Instructions to follow: Search the material for the string "zvučnim" and copy each line where it occurs.

Dataset records
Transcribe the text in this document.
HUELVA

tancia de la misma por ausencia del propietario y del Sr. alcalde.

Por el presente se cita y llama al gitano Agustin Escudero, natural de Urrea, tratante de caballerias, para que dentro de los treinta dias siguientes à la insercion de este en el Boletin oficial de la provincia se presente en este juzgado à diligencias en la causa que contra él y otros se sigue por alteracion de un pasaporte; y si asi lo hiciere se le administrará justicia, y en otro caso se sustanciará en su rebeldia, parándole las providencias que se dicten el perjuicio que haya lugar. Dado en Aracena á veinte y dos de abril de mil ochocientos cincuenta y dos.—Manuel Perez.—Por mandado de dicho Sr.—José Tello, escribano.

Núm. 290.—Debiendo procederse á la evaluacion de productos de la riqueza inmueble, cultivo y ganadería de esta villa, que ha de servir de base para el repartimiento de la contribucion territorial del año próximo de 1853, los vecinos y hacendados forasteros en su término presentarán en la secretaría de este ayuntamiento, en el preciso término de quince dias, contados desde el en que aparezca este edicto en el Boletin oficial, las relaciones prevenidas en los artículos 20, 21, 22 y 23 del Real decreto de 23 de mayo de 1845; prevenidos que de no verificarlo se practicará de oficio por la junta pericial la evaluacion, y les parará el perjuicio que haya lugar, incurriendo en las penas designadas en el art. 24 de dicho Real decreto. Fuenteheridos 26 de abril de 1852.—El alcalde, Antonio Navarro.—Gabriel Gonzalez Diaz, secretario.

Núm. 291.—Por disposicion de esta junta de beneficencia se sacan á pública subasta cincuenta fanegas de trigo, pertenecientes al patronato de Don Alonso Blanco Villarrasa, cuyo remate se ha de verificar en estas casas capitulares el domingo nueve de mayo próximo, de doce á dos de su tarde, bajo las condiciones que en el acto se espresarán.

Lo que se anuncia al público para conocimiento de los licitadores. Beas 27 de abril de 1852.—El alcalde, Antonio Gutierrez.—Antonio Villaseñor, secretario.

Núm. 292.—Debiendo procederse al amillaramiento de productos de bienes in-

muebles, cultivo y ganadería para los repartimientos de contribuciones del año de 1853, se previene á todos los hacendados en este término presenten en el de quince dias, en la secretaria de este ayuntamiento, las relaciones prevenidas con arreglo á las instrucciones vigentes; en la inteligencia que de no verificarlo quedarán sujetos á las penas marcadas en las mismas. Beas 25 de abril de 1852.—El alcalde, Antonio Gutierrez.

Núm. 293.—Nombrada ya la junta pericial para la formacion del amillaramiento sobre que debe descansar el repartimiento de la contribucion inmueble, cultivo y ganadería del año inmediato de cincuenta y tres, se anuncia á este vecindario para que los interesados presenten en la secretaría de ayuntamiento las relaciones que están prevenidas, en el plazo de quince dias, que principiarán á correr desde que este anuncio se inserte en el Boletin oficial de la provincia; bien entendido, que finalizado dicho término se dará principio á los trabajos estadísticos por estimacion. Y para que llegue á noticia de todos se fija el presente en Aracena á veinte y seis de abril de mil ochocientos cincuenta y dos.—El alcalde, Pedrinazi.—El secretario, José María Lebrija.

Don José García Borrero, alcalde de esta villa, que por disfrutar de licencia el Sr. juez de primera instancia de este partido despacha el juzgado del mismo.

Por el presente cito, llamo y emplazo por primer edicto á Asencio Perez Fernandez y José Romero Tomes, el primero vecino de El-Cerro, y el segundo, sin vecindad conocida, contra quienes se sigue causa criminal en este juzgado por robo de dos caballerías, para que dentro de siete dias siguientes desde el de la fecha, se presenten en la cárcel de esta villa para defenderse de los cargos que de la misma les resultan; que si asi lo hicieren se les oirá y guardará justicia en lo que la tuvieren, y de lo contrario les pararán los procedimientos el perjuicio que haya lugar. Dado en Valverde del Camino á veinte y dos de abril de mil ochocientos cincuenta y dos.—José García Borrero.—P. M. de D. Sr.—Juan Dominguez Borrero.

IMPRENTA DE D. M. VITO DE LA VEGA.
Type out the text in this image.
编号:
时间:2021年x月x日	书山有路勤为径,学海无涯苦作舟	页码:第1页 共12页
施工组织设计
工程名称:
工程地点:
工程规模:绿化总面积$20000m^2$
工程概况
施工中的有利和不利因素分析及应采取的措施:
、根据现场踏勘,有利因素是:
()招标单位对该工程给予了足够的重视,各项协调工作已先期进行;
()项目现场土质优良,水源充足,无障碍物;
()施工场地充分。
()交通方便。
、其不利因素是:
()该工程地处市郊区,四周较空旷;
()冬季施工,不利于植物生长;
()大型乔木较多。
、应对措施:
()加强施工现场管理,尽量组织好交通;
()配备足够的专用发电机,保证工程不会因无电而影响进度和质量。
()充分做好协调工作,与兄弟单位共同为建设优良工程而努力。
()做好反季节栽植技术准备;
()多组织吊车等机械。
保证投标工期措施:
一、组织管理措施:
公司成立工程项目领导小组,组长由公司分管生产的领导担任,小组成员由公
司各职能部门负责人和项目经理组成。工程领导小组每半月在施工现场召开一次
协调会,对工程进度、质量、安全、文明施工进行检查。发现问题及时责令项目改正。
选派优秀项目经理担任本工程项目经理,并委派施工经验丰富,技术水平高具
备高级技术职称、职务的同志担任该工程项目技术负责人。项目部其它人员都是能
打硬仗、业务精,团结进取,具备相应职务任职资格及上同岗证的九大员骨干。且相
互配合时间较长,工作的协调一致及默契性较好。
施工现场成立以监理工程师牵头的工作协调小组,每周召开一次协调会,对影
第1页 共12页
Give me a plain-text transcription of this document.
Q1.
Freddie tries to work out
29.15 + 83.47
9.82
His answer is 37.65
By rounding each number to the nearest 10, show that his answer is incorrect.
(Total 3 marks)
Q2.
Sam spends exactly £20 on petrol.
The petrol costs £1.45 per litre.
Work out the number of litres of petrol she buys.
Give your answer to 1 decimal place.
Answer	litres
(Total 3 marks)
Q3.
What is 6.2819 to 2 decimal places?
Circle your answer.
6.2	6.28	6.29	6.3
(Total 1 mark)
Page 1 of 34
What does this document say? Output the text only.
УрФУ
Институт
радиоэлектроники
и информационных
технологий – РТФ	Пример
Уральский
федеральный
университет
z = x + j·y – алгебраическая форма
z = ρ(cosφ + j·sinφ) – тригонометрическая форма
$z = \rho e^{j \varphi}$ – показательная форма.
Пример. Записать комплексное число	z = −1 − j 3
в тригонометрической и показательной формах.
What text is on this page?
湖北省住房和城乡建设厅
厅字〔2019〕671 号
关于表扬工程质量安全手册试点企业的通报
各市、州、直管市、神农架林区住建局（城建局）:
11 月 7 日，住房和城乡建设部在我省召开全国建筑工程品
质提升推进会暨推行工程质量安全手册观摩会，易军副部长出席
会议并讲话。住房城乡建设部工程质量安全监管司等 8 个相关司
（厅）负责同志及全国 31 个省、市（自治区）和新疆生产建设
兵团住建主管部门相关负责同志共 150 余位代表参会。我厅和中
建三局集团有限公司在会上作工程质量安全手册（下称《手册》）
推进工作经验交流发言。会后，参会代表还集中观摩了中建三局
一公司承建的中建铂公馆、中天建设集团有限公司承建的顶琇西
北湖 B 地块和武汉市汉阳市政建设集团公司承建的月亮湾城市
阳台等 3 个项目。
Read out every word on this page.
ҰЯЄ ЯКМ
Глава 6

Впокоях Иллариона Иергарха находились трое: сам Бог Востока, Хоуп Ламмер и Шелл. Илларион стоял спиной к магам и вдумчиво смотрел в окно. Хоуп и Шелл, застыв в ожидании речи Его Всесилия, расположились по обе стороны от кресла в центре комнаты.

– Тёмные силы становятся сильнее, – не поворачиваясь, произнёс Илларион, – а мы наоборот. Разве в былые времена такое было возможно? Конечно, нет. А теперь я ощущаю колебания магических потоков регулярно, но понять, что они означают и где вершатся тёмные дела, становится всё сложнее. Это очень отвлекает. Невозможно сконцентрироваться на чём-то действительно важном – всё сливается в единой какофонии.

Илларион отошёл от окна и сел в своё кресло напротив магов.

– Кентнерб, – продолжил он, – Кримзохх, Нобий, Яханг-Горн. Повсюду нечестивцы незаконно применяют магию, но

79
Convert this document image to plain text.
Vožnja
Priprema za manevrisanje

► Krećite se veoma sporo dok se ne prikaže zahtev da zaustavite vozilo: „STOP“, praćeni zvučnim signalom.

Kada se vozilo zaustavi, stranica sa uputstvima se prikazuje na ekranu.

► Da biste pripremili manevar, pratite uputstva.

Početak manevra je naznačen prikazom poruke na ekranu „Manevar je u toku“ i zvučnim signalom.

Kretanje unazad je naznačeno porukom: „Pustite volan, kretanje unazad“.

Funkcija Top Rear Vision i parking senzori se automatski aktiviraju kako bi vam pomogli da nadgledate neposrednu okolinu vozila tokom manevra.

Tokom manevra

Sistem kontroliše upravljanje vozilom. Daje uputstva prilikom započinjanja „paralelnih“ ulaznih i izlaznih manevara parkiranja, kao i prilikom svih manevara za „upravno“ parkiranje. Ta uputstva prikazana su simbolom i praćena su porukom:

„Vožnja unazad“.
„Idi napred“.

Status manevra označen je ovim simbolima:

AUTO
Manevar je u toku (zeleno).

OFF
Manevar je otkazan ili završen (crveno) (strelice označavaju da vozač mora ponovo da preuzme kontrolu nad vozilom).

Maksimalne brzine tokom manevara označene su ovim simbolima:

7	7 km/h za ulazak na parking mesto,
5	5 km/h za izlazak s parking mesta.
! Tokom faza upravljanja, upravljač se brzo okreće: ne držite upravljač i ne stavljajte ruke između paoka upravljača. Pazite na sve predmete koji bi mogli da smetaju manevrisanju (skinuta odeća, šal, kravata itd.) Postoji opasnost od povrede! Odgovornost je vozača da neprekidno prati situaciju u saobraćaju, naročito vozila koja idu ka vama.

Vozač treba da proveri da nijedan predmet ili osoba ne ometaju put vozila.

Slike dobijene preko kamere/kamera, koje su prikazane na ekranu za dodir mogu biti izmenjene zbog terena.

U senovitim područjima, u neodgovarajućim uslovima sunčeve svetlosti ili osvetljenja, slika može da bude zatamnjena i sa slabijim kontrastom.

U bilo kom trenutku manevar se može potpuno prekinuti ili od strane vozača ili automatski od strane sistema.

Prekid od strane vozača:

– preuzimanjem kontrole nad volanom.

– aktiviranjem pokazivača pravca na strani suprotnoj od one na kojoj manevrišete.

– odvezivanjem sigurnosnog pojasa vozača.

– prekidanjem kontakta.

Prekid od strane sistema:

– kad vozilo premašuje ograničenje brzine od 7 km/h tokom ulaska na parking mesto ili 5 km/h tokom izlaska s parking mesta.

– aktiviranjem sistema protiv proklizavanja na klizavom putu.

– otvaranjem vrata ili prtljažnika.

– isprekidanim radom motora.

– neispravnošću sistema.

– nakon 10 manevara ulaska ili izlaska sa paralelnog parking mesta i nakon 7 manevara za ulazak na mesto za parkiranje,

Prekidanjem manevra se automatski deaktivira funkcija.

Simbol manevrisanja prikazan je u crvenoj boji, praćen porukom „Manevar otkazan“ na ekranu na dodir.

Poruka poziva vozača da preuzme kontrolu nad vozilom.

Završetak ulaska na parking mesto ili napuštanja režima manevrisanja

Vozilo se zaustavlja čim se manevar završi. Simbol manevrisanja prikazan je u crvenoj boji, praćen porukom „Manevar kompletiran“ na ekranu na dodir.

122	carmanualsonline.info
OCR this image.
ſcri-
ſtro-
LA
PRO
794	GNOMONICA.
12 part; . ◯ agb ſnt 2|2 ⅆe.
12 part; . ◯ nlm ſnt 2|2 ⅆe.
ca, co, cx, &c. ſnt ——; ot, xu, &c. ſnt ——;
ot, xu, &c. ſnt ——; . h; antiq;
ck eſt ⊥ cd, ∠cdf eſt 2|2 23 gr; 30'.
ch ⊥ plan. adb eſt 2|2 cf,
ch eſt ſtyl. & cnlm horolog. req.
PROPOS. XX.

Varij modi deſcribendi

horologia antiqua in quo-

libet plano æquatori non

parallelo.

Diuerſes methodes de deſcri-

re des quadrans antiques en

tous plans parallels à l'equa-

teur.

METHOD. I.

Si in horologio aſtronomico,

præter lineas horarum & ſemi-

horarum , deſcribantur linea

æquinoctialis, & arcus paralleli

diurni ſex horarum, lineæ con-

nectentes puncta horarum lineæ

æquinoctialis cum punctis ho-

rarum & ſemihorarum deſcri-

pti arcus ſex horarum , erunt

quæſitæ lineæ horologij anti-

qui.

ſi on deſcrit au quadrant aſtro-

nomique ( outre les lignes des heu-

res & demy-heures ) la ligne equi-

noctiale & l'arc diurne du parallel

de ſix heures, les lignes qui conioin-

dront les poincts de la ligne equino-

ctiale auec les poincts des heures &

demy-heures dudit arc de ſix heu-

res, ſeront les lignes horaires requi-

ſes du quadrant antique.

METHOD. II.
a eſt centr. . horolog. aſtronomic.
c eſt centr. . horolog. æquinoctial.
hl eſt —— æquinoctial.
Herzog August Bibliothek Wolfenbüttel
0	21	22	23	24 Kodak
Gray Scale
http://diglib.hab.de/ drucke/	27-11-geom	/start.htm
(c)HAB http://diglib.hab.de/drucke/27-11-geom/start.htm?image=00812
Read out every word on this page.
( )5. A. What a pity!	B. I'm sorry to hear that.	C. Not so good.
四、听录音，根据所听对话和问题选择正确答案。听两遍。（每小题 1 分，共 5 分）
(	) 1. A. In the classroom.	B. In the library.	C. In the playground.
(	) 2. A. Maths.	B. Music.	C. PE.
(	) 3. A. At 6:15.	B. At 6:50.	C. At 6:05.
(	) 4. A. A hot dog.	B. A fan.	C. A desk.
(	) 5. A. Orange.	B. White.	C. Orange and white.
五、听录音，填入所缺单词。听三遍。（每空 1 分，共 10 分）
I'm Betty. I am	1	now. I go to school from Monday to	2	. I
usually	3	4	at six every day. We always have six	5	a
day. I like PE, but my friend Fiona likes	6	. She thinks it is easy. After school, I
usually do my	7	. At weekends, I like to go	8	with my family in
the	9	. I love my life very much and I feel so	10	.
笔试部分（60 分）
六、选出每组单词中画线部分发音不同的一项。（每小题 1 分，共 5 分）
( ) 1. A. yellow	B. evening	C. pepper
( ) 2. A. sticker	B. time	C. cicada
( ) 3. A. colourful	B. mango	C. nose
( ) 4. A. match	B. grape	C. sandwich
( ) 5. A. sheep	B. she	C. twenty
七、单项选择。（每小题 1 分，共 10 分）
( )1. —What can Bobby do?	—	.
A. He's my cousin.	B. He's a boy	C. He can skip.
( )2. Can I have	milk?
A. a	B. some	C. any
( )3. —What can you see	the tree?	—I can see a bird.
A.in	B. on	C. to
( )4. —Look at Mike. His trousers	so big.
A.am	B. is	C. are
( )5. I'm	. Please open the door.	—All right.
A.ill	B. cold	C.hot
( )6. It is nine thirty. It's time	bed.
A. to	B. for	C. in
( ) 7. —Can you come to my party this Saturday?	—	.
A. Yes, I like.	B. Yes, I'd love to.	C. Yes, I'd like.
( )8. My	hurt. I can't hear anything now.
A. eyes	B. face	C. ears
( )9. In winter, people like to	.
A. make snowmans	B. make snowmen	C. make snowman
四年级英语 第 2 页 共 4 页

Task answer:
► Krećite se veoma sporo dok se ne prikaže zahtev da zaustavite vozilo: „STOP“, praćeni zvučnim signalom.
Početak manevra je naznačen prikazom poruke na ekranu „Manevar je u toku“ i zvučnim signalom.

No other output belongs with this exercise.